### Records for the exercise

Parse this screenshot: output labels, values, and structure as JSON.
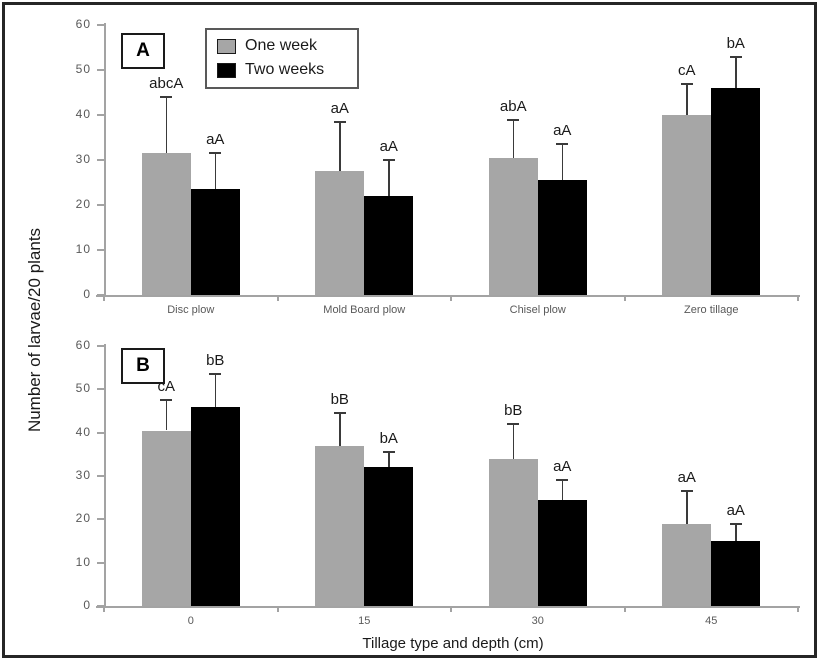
{
  "figure": {
    "y_axis_label": "Number of larvae/20 plants",
    "x_axis_label": "Tillage type and depth (cm)",
    "legend": {
      "items": [
        {
          "label": "One week",
          "color": "#a6a6a6"
        },
        {
          "label": "Two weeks",
          "color": "#000000"
        }
      ]
    },
    "colors": {
      "bar_gray": "#a6a6a6",
      "bar_black": "#000000",
      "axis": "#a3a3a3",
      "tick_label": "#595959",
      "annotation": "#1a1a1a",
      "border": "#262626"
    }
  },
  "chart_data": [
    {
      "type": "bar",
      "panel_label": "A",
      "categories": [
        "Disc plow",
        "Mold Board plow",
        "Chisel plow",
        "Zero tillage"
      ],
      "series": [
        {
          "name": "One week",
          "color": "#a6a6a6",
          "values": [
            31.5,
            27.5,
            30.5,
            40
          ],
          "errors": [
            12.5,
            11,
            8.5,
            7
          ],
          "labels": [
            "abcA",
            "aA",
            "abA",
            "cA"
          ]
        },
        {
          "name": "Two weeks",
          "color": "#000000",
          "values": [
            23.5,
            22,
            25.5,
            46
          ],
          "errors": [
            8,
            8,
            8,
            7
          ],
          "labels": [
            "aA",
            "aA",
            "aA",
            "bA"
          ]
        }
      ],
      "ylim": [
        0,
        60
      ],
      "ytick_step": 10,
      "grid": false,
      "legend_position": "top-left-inside"
    },
    {
      "type": "bar",
      "panel_label": "B",
      "categories": [
        "0",
        "15",
        "30",
        "45"
      ],
      "series": [
        {
          "name": "One week",
          "color": "#a6a6a6",
          "values": [
            40.5,
            37,
            34,
            19
          ],
          "errors": [
            7,
            7.5,
            8,
            7.5
          ],
          "labels": [
            "cA",
            "bB",
            "bB",
            "aA"
          ]
        },
        {
          "name": "Two weeks",
          "color": "#000000",
          "values": [
            46,
            32,
            24.5,
            15
          ],
          "errors": [
            7.5,
            3.5,
            4.5,
            4
          ],
          "labels": [
            "bB",
            "bA",
            "aA",
            "aA"
          ]
        }
      ],
      "ylim": [
        0,
        60
      ],
      "ytick_step": 10,
      "grid": false,
      "legend_position": "none"
    }
  ]
}
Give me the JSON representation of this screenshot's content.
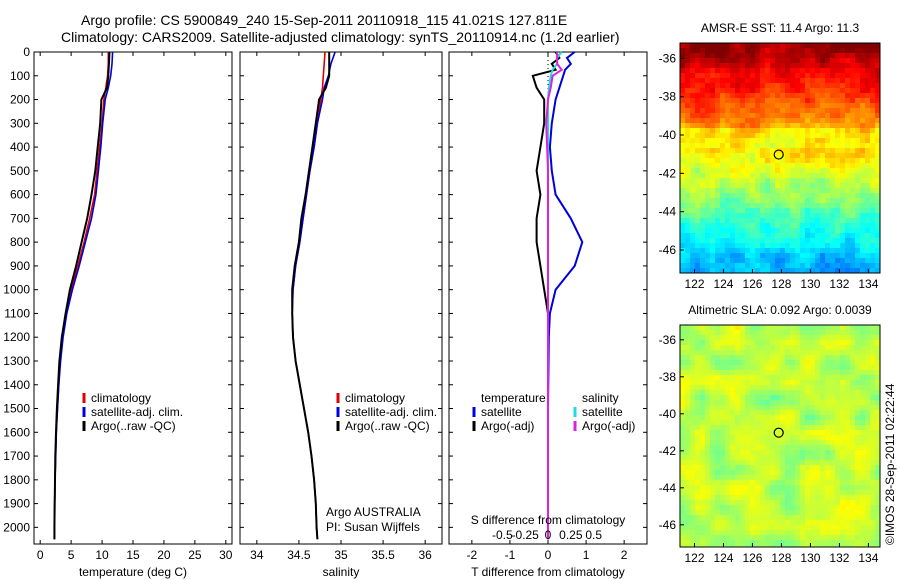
{
  "header": {
    "line1": "Argo profile: CS 5900849_240 15-Sep-2011 20110918_115 41.021S 127.811E",
    "line2": "Climatology: CARS2009. Satellite-adjusted climatology: synTS_20110914.nc (1.2d earlier)"
  },
  "credit": "©IMOS 28-Sep-2011 02:22:44",
  "colors": {
    "climatology": "#e00000",
    "satellite": "#0000dd",
    "argo": "#000000",
    "salinity_satellite": "#22dddd",
    "salinity_argo": "#dd22dd"
  },
  "chart_data": [
    {
      "type": "line",
      "panel": "temperature",
      "xlabel": "temperature (deg C)",
      "xlim": [
        -1,
        31
      ],
      "ylim": [
        2070,
        0
      ],
      "xticks": [
        0,
        5,
        10,
        15,
        20,
        25,
        30
      ],
      "yticks": [
        0,
        100,
        200,
        300,
        400,
        500,
        600,
        700,
        800,
        900,
        1000,
        1100,
        1200,
        1300,
        1400,
        1500,
        1600,
        1700,
        1800,
        1900,
        2000
      ],
      "legend": [
        "climatology",
        "satellite-adj. clim.",
        "Argo(..raw -QC)"
      ],
      "depth": [
        0,
        50,
        100,
        150,
        200,
        300,
        400,
        500,
        600,
        700,
        800,
        900,
        1000,
        1100,
        1200,
        1300,
        1400,
        1500,
        1600,
        1700,
        1800,
        1900,
        2000,
        2050
      ],
      "series": [
        {
          "name": "climatology",
          "values": [
            11.0,
            11.0,
            10.9,
            10.6,
            10.3,
            10.0,
            9.6,
            9.2,
            8.8,
            8.0,
            7.1,
            6.1,
            5.0,
            4.2,
            3.6,
            3.2,
            3.0,
            2.8,
            2.6,
            2.5,
            2.4,
            2.35,
            2.3,
            2.3
          ]
        },
        {
          "name": "satellite-adj. clim.",
          "values": [
            11.7,
            11.6,
            11.4,
            11.0,
            10.5,
            10.1,
            9.8,
            9.4,
            9.0,
            8.3,
            7.3,
            6.3,
            5.2,
            4.3,
            3.7,
            3.3,
            3.0,
            2.8,
            2.6,
            2.5,
            2.4,
            2.35,
            2.3,
            2.3
          ]
        },
        {
          "name": "Argo(..raw -QC)",
          "values": [
            11.2,
            11.1,
            11.0,
            10.8,
            9.9,
            9.7,
            9.3,
            8.9,
            8.3,
            7.6,
            6.7,
            5.8,
            4.8,
            4.1,
            3.5,
            3.1,
            2.9,
            2.7,
            2.55,
            2.45,
            2.4,
            2.35,
            2.3,
            2.3
          ]
        }
      ]
    },
    {
      "type": "line",
      "panel": "salinity",
      "xlabel": "salinity",
      "xlim": [
        33.8,
        36.2
      ],
      "ylim": [
        2070,
        0
      ],
      "xticks": [
        34,
        34.5,
        35,
        35.5,
        36
      ],
      "legend": [
        "climatology",
        "satellite-adj. clim.",
        "Argo(..raw -QC)"
      ],
      "annotation": [
        "Argo AUSTRALIA",
        "PI: Susan Wijffels"
      ],
      "depth": [
        0,
        50,
        100,
        150,
        200,
        300,
        400,
        500,
        600,
        700,
        800,
        900,
        1000,
        1100,
        1200,
        1300,
        1400,
        1500,
        1600,
        1700,
        1800,
        1900,
        2000,
        2050
      ],
      "series": [
        {
          "name": "climatology",
          "values": [
            34.81,
            34.8,
            34.79,
            34.78,
            34.76,
            34.72,
            34.68,
            34.63,
            34.59,
            34.55,
            34.51,
            34.46,
            34.43,
            34.42,
            34.43,
            34.46,
            34.51,
            34.56,
            34.61,
            34.65,
            34.68,
            34.7,
            34.71,
            34.72
          ]
        },
        {
          "name": "satellite-adj. clim.",
          "values": [
            34.93,
            34.88,
            34.85,
            34.8,
            34.78,
            34.72,
            34.68,
            34.63,
            34.59,
            34.55,
            34.51,
            34.46,
            34.43,
            34.42,
            34.43,
            34.46,
            34.51,
            34.56,
            34.61,
            34.65,
            34.68,
            34.7,
            34.71,
            34.72
          ]
        },
        {
          "name": "Argo(..raw -QC)",
          "values": [
            34.86,
            34.86,
            34.86,
            34.82,
            34.74,
            34.7,
            34.66,
            34.62,
            34.58,
            34.53,
            34.5,
            34.45,
            34.42,
            34.42,
            34.43,
            34.46,
            34.51,
            34.56,
            34.61,
            34.65,
            34.68,
            34.7,
            34.71,
            34.72
          ]
        }
      ]
    },
    {
      "type": "line",
      "panel": "difference",
      "xlabel": "T difference from climatology",
      "x2label": "S difference from climatology",
      "xlim": [
        -2.6,
        2.6
      ],
      "ylim": [
        2070,
        0
      ],
      "xticks": [
        -2,
        -1,
        0,
        1,
        2
      ],
      "xticks2": [
        "-0.5",
        "-0.25",
        "0",
        "0.25",
        "0.5"
      ],
      "legend_headers": [
        "temperature",
        "salinity"
      ],
      "legend_temperature": [
        "satellite",
        "Argo(-adj)"
      ],
      "legend_salinity": [
        "satellite",
        "Argo(-adj)"
      ],
      "depth": [
        0,
        25,
        50,
        75,
        100,
        150,
        200,
        250,
        300,
        400,
        500,
        600,
        700,
        800,
        900,
        1000,
        1100,
        1200,
        1500,
        2000,
        2050
      ],
      "series": [
        {
          "name": "T satellite",
          "values": [
            0.7,
            0.5,
            0.6,
            0.45,
            0.4,
            0.3,
            0.2,
            0.15,
            0.1,
            0.05,
            0.1,
            0.2,
            0.6,
            0.9,
            0.7,
            0.2,
            0.05,
            0.02,
            0.0,
            0.0,
            0.0
          ]
        },
        {
          "name": "T Argo(-adj)",
          "values": [
            0.2,
            0.3,
            0.1,
            0.2,
            -0.4,
            -0.3,
            -0.1,
            -0.1,
            -0.1,
            -0.2,
            -0.3,
            -0.2,
            -0.3,
            -0.3,
            -0.2,
            -0.1,
            0.0,
            0.0,
            0.0,
            0.0,
            0.0
          ]
        },
        {
          "name": "S satellite",
          "values": [
            0.15,
            0.1,
            0.1,
            0.05,
            0.03,
            0.01,
            0.0,
            0.0,
            0.0,
            0.0,
            0.0,
            0.0,
            0.0,
            0.0,
            0.0,
            0.0,
            0.0,
            0.0,
            0.0,
            0.0,
            0.0
          ]
        },
        {
          "name": "S Argo(-adj)",
          "values": [
            0.1,
            0.1,
            0.1,
            0.15,
            0.05,
            0.03,
            0.0,
            -0.01,
            -0.02,
            -0.01,
            0.0,
            0.0,
            0.0,
            0.0,
            0.0,
            0.0,
            0.0,
            0.0,
            0.0,
            0.0,
            0.0
          ]
        }
      ]
    },
    {
      "type": "heatmap",
      "panel": "sst-map",
      "title": "AMSR-E SST: 11.4  Argo: 11.3",
      "xticks": [
        122,
        124,
        126,
        128,
        130,
        132,
        134
      ],
      "yticks": [
        -36,
        -38,
        -40,
        -42,
        -44,
        -46
      ],
      "xlim": [
        121,
        134.8
      ],
      "ylim": [
        -47.2,
        -35.2
      ],
      "marker": {
        "lon": 127.811,
        "lat": -41.021
      }
    },
    {
      "type": "heatmap",
      "panel": "sla-map",
      "title": "Altimetric SLA: 0.092  Argo: 0.0039",
      "xticks": [
        122,
        124,
        126,
        128,
        130,
        132,
        134
      ],
      "yticks": [
        -36,
        -38,
        -40,
        -42,
        -44,
        -46
      ],
      "xlim": [
        121,
        134.8
      ],
      "ylim": [
        -47.2,
        -35.2
      ],
      "marker": {
        "lon": 127.811,
        "lat": -41.021
      }
    }
  ]
}
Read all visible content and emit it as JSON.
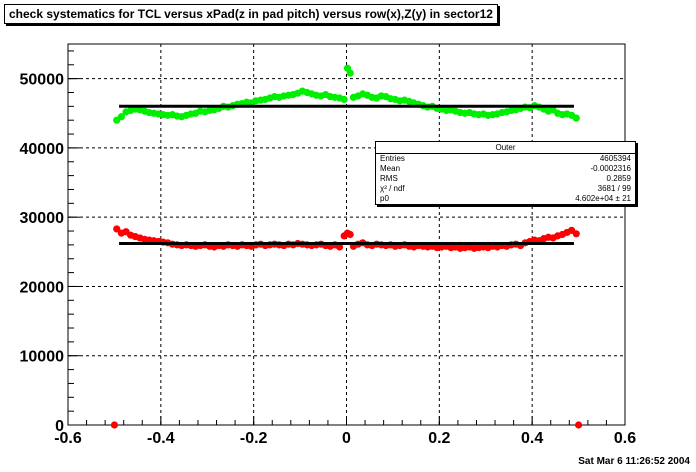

######

Lines from the records above that hold "xlabel" are the ones to list.

      "xlabel": "temperature (deg C)",
      "xlabel": "salinity",
      "xlabel": "T difference from climatology",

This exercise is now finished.